**GIVEN TASK:**
Filter the data for lines with the word "щодо", then copy every line so identified.

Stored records
--------------------------------

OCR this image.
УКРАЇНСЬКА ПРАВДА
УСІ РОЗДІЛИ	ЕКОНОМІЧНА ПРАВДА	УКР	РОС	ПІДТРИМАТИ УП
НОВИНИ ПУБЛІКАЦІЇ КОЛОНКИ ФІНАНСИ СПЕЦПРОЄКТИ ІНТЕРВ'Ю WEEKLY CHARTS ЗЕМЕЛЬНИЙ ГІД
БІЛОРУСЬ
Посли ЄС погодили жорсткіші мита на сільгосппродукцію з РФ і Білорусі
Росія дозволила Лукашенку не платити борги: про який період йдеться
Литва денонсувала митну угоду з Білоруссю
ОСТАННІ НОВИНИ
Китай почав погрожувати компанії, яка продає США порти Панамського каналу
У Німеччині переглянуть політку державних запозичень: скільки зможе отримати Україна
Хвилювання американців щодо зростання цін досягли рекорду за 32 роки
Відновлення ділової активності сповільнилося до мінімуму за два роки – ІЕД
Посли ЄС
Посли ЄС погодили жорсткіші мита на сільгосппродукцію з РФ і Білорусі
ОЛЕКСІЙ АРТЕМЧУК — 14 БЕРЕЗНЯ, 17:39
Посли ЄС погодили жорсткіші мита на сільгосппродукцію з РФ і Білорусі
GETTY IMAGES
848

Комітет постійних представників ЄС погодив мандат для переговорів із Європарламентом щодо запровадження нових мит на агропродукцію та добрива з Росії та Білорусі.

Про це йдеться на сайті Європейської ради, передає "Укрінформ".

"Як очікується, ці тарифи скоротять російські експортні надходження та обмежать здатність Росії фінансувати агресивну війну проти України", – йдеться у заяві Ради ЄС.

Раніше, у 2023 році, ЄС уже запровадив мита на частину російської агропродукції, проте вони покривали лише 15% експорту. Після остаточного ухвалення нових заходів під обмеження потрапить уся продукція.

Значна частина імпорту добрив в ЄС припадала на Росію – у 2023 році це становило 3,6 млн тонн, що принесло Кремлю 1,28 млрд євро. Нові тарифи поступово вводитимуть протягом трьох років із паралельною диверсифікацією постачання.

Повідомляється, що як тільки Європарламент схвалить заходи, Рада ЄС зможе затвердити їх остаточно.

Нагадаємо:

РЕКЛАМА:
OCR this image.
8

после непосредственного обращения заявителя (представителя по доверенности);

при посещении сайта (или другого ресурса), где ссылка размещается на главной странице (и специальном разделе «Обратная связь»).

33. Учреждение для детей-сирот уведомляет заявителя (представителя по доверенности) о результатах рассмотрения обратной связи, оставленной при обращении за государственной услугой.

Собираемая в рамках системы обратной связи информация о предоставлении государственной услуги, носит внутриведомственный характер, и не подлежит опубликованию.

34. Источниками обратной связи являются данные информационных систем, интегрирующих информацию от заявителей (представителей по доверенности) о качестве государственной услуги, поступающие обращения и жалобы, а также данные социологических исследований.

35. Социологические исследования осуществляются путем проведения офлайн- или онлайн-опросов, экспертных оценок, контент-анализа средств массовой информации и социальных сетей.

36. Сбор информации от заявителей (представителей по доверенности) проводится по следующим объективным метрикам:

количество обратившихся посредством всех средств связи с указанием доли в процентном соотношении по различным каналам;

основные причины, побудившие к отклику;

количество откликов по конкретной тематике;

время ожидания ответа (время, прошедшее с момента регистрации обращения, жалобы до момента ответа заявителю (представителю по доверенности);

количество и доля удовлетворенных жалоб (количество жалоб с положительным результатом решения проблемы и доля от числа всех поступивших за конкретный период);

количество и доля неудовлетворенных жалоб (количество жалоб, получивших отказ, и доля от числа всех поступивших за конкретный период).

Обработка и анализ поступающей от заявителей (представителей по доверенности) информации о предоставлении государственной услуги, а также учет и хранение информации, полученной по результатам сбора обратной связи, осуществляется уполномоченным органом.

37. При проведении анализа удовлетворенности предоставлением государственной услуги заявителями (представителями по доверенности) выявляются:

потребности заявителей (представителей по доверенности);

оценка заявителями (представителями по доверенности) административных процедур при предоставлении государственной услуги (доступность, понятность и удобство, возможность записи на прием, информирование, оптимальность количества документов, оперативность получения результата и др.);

--------------------------------

**WRITTEN REPLY:**
Хвилювання американців щодо зростання цін досягли рекорду за 32 роки
Комітет постійних представників ЄС погодив мандат для переговорів із Європарламентом щодо запровадження нових мит на агропродукцію та добрива з Росії та Білорусі.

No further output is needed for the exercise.